- _Task instructions_:
Search the listing below for the string "单据保存后" and show each line that contains it.

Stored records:
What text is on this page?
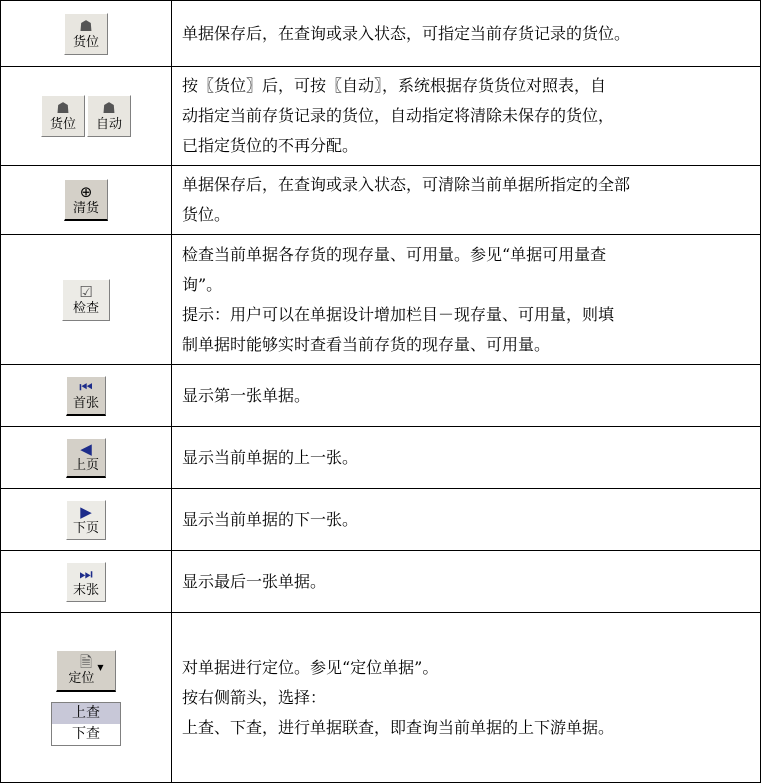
☗
货位	单据保存后，在查询或录入状态，可指定当前存货记录的货位。

☗
货位
☗
自动	按〖货位〗后，可按〖自动〗，系统根据存货货位对照表，自
动指定当前存货记录的货位，自动指定将清除未保存的货位，
已指定货位的不再分配。

⊕
清货	单据保存后，在查询或录入状态，可清除当前单据所指定的全部
货位。

☑
检查	检查当前单据各存货的现存量、可用量。参见“单据可用量查
询”。
提示：用户可以在单据设计增加栏目－现存量、可用量，则填
制单据时能够实时查看当前存货的现存量、可用量。

⏮
首张	显示第一张单据。

◀
上页	显示当前单据的上一张。

▶
下页	显示当前单据的下一张。

⏭
末张	显示最后一张单据。

🗎
定位▼
上查
下查	对单据进行定位。参见“定位单据”。
按右侧箭头，选择：
上查、下查，进行单据联查，即查询当前单据的上下游单据。
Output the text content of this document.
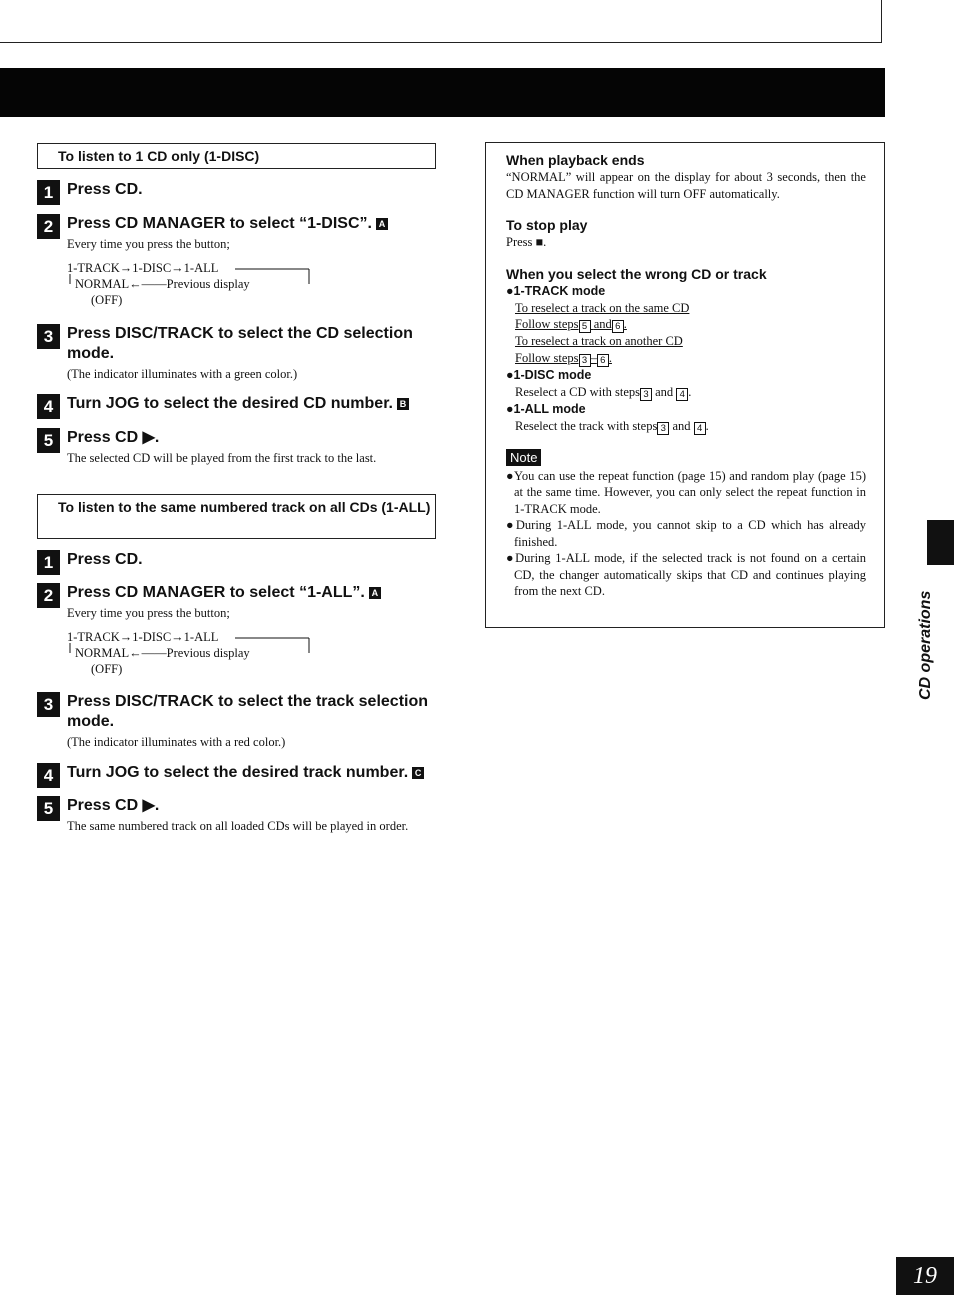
To listen to 1 CD only (1-DISC)
1 Press CD.
2 Press CD MANAGER to select “1-DISC”. A
Every time you press the button;
1-TRACK→1-DISC→1-ALL
NORMAL←——Previous display
(OFF)
3 Press DISC/TRACK to select the CD selection mode.
(The indicator illuminates with a green color.)
4 Turn JOG to select the desired CD number. B
5 Press CD ▶.
The selected CD will be played from the first track to the last.
To listen to the same numbered track on all CDs (1-ALL)
1 Press CD.
2 Press CD MANAGER to select “1-ALL”. A
Every time you press the button;
1-TRACK→1-DISC→1-ALL
NORMAL←——Previous display
(OFF)
3 Press DISC/TRACK to select the track selection mode.
(The indicator illuminates with a red color.)
4 Turn JOG to select the desired track number. C
5 Press CD ▶.
The same numbered track on all loaded CDs will be played in order.
When playback ends
“NORMAL” will appear on the display for about 3 seconds, then the CD MANAGER function will turn OFF automatically.
To stop play
Press ■.
When you select the wrong CD or track
●1-TRACK mode
To reselect a track on the same CD
Follow steps 5 and 6 .
To reselect a track on another CD
Follow steps 3 – 6 .
●1-DISC mode
Reselect a CD with steps 3 and 4 .
●1-ALL mode
Reselect the track with steps 3 and 4 .
Note
●You can use the repeat function (page 15) and random play (page 15) at the same time. However, you can only select the repeat function in 1-TRACK mode.
●During 1-ALL mode, you cannot skip to a CD which has already finished.
●During 1-ALL mode, if the selected track is not found on a certain CD, the changer automatically skips that CD and continues playing from the next CD.	CD operations
19
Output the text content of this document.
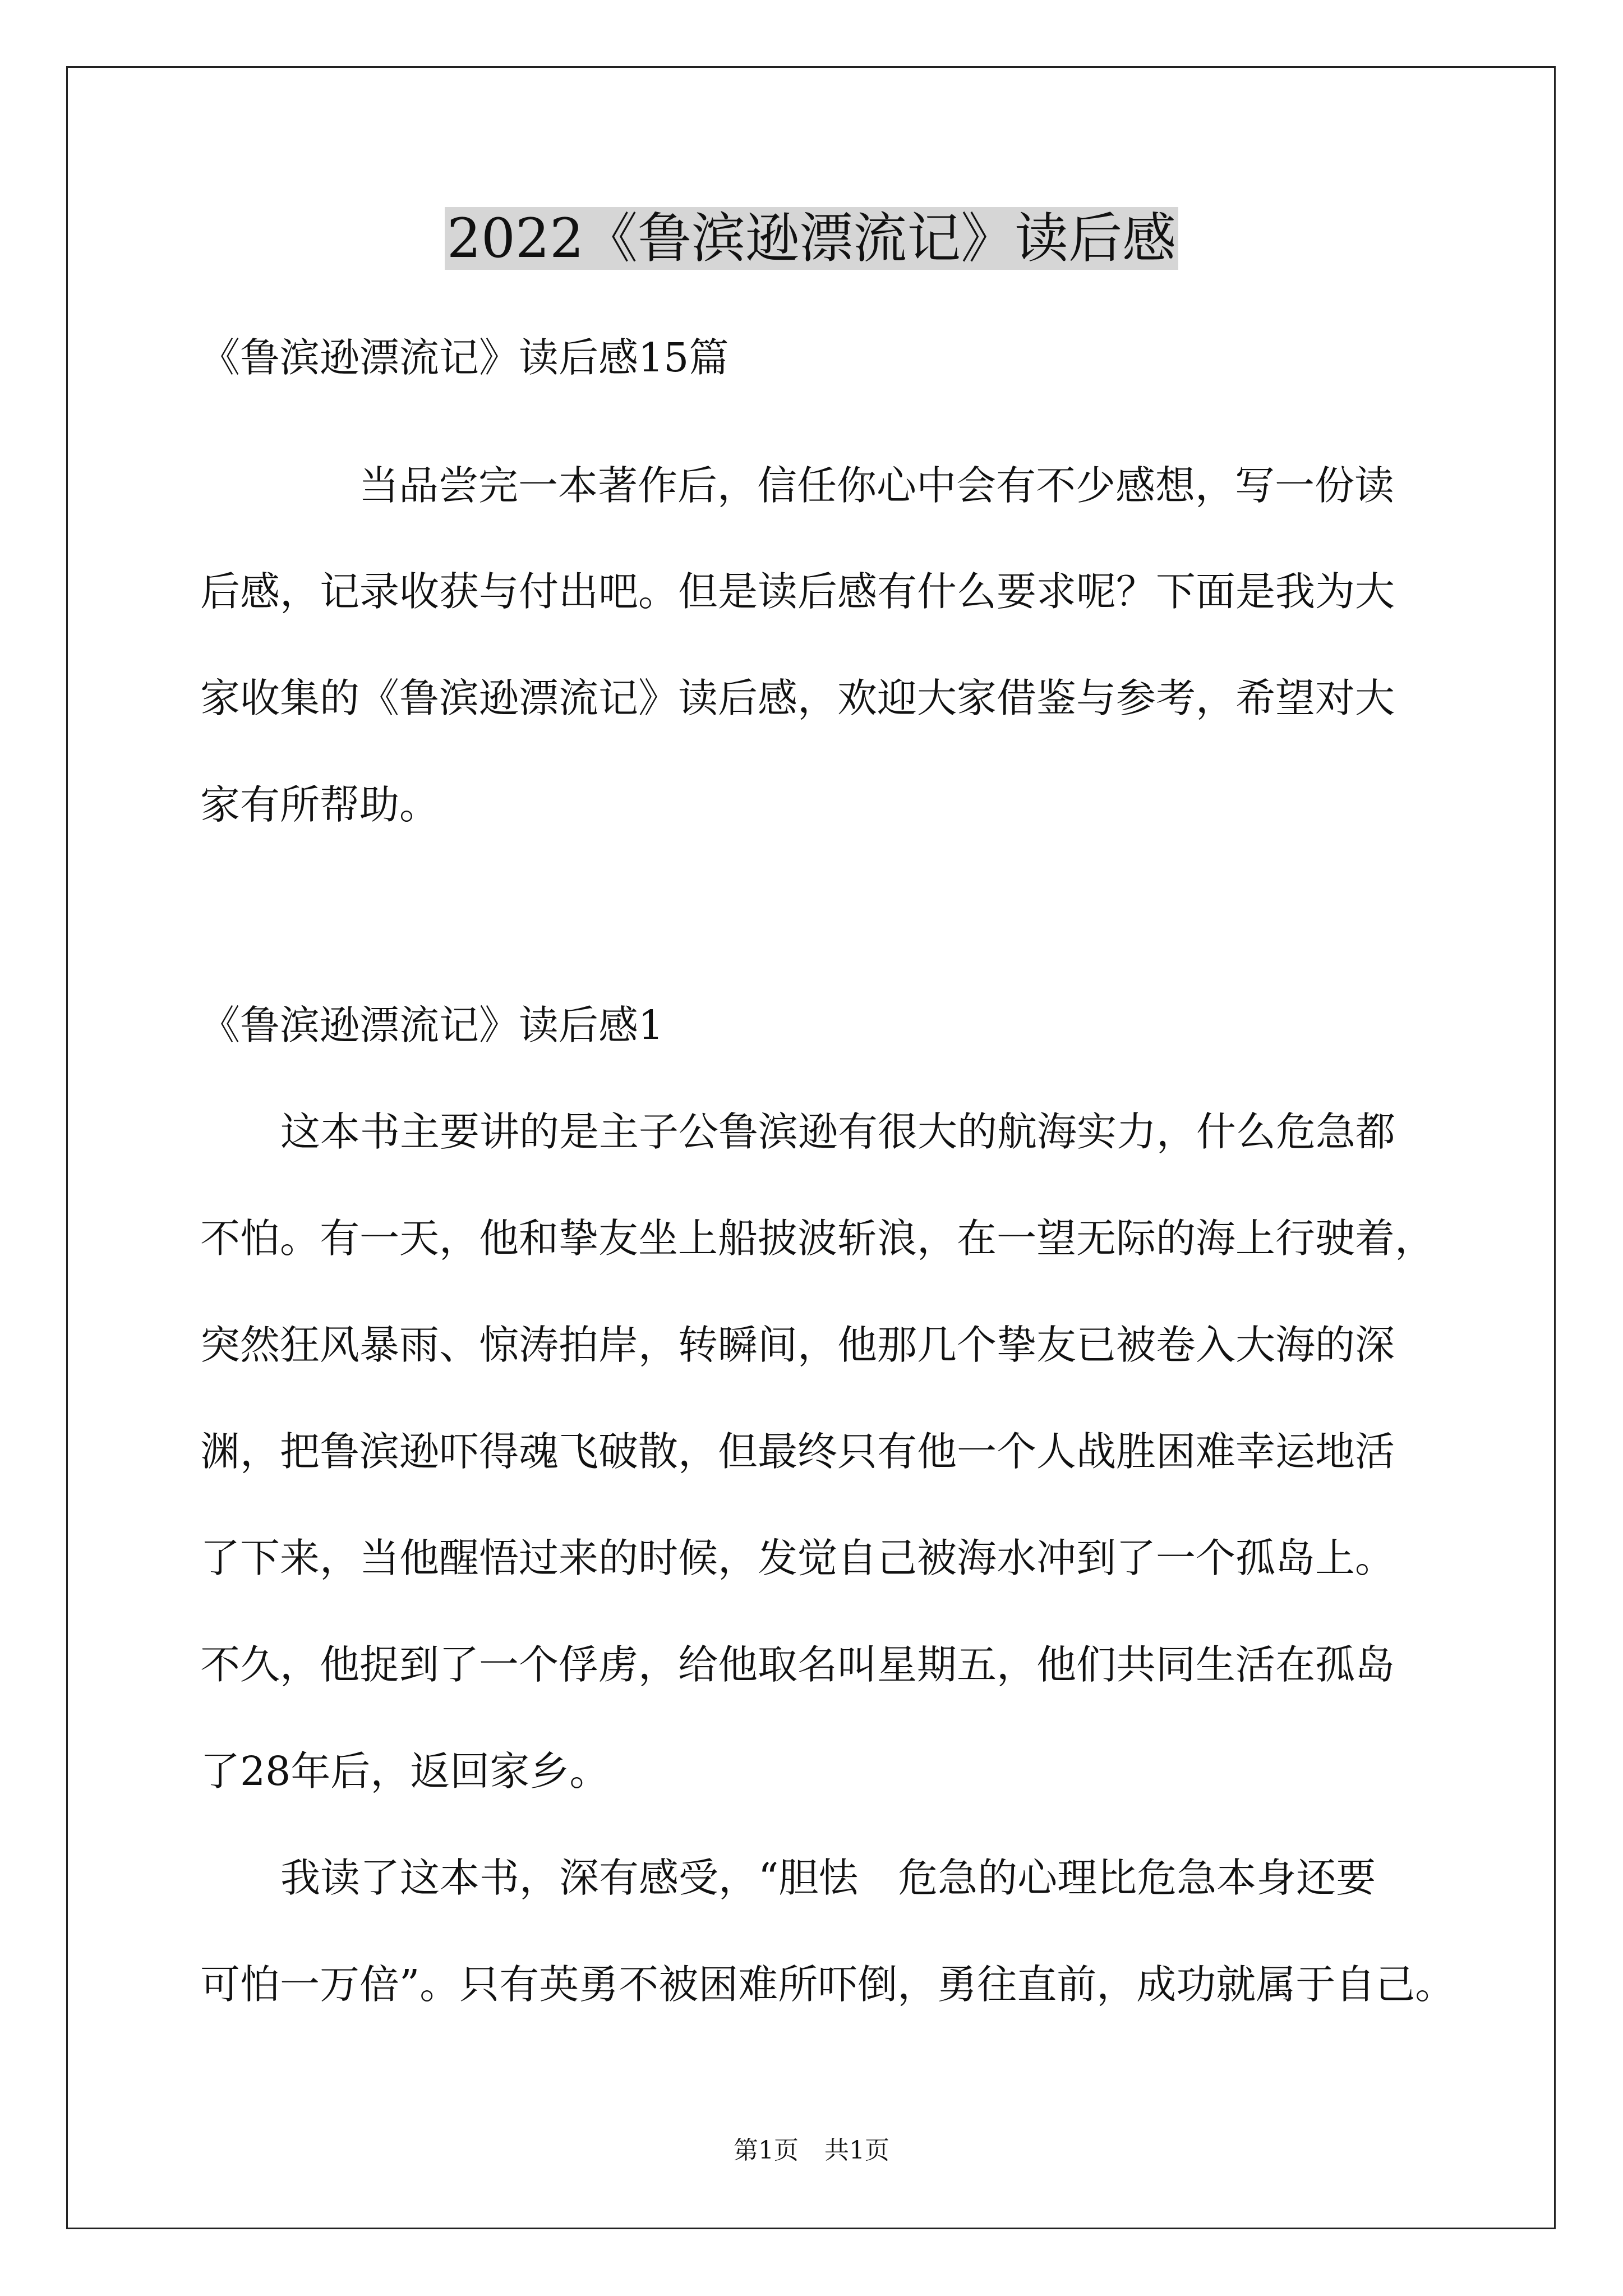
2022《鲁滨逊漂流记》读后感
《鲁滨逊漂流记》读后感15篇
当品尝完一本著作后，信任你心中会有不少感想，写一份读
后感，记录收获与付出吧。但是读后感有什么要求呢？下面是我为大
家收集的《鲁滨逊漂流记》读后感，欢迎大家借鉴与参考，希望对大
家有所帮助。
《鲁滨逊漂流记》读后感1
这本书主要讲的是主子公鲁滨逊有很大的航海实力，什么危急都
不怕。有一天，他和挚友坐上船披波斩浪，在一望无际的海上行驶着，
突然狂风暴雨、惊涛拍岸，转瞬间，他那几个挚友已被卷入大海的深
渊，把鲁滨逊吓得魂飞破散，但最终只有他一个人战胜困难幸运地活
了下来，当他醒悟过来的时候，发觉自己被海水冲到了一个孤岛上。
不久，他捉到了一个俘虏，给他取名叫星期五，他们共同生活在孤岛
了28年后，返回家乡。
我读了这本书，深有感受，“胆怯　危急的心理比危急本身还要
可怕一万倍”。只有英勇不被困难所吓倒，勇往直前，成功就属于自己。
第1页 共1页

- _Result for this exercise_:
货位	单据保存后，在查询或录入状态，可指定当前存货记录的货位。
清货	单据保存后，在查询或录入状态，可清除当前单据所指定的全部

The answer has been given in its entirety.